## Exercise task
Each line in the entries below that holds the string "Engine" is to be listed.

## Given records

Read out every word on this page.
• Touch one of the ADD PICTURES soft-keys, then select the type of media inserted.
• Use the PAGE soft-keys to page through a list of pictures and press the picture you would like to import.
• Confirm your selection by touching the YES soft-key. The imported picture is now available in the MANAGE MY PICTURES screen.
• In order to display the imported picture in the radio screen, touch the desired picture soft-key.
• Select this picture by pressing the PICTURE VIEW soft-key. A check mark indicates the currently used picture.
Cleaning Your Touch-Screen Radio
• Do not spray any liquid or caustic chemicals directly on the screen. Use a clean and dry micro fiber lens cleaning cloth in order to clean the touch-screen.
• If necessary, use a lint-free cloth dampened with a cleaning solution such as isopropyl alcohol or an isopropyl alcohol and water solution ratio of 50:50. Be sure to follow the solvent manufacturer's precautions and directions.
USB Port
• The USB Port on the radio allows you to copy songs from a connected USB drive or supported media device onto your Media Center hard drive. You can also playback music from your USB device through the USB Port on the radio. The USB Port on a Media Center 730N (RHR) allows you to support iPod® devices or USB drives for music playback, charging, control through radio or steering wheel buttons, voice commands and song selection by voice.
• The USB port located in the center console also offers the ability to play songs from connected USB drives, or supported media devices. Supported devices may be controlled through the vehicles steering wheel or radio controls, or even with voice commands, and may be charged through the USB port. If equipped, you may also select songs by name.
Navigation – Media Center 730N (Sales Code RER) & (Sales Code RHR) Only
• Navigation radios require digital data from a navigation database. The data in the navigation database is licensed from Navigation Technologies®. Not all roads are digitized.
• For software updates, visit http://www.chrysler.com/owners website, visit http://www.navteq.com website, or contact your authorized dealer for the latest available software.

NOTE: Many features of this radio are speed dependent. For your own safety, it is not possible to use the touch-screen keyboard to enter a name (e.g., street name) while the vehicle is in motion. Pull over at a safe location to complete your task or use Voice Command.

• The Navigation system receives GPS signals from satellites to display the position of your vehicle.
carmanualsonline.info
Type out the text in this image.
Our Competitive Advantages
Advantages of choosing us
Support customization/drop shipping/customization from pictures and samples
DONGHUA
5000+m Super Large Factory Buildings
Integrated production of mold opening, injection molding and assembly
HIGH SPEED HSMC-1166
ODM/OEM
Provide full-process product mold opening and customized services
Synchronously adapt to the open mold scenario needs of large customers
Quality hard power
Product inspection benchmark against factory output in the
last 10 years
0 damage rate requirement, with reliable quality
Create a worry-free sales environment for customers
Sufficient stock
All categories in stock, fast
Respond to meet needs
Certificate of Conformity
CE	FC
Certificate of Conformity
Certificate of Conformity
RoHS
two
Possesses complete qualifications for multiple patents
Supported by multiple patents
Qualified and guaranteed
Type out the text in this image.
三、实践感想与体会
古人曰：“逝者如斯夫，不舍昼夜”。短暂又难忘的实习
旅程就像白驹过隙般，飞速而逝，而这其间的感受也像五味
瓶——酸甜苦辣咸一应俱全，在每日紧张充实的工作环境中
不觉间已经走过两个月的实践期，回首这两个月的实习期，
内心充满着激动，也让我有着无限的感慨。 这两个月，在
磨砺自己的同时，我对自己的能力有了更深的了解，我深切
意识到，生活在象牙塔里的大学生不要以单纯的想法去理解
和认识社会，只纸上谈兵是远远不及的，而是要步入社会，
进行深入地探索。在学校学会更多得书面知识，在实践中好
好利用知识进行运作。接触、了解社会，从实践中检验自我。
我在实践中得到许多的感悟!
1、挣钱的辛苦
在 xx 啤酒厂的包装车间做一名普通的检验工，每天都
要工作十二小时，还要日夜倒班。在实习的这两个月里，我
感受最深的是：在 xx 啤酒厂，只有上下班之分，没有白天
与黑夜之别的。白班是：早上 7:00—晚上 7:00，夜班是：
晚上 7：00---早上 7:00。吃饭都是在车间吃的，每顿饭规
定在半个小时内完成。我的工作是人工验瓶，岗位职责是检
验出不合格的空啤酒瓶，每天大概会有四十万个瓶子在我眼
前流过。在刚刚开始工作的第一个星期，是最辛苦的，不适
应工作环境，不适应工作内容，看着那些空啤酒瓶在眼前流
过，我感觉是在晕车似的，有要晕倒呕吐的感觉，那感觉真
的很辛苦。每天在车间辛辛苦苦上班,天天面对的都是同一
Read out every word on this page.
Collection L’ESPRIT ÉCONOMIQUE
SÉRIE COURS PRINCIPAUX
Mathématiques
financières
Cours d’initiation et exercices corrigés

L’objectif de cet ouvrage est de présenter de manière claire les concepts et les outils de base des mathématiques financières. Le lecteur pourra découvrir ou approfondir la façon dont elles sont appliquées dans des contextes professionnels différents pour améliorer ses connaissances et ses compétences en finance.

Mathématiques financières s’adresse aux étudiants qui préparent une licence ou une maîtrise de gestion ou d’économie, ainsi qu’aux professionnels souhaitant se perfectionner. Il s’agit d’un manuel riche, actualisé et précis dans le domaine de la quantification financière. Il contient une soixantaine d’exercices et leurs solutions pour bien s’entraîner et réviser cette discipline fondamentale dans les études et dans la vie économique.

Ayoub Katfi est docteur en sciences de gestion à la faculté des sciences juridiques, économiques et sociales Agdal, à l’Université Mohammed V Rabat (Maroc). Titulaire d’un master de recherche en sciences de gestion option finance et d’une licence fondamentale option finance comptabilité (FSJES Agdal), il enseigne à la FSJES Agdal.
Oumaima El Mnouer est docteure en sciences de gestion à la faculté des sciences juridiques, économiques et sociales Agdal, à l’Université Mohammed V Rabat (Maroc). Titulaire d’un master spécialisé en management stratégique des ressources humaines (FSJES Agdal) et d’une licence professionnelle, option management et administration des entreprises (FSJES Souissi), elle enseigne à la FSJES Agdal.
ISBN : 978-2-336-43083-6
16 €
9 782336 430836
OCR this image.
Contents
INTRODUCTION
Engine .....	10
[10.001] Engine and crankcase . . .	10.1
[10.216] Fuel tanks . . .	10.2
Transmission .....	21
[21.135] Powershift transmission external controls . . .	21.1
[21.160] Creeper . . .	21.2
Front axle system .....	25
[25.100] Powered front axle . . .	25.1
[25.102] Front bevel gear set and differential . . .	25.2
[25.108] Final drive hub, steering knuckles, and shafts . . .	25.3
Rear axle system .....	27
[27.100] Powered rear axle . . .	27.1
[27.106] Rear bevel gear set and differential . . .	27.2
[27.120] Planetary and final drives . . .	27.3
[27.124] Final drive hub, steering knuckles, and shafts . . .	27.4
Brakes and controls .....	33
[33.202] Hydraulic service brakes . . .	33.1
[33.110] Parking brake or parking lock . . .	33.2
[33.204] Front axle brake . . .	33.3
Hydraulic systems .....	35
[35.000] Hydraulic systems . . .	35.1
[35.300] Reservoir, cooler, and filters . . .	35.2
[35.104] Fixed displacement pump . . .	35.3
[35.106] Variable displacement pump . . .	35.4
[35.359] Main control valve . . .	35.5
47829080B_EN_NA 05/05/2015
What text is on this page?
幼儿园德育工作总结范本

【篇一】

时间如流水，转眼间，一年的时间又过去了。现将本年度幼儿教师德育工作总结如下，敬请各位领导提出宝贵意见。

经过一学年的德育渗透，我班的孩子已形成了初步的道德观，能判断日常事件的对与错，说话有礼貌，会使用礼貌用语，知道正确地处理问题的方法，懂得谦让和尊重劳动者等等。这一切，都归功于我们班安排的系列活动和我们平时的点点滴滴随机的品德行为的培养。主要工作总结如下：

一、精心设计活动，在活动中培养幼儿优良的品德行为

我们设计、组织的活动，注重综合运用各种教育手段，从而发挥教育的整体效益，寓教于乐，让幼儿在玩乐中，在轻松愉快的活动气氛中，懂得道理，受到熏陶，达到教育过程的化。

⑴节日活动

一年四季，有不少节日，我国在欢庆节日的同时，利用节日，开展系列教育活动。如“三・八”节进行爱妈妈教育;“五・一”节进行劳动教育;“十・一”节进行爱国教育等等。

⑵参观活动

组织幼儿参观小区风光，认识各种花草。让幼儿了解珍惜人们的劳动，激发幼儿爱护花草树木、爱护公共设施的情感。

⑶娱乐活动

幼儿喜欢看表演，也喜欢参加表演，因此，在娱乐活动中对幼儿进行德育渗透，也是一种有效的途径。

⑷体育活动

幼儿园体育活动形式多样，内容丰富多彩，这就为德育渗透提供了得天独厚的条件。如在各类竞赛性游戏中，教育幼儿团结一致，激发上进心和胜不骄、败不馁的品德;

## Answer for the task
Engine .....	10
[10.001] Engine and crankcase . . .	10.1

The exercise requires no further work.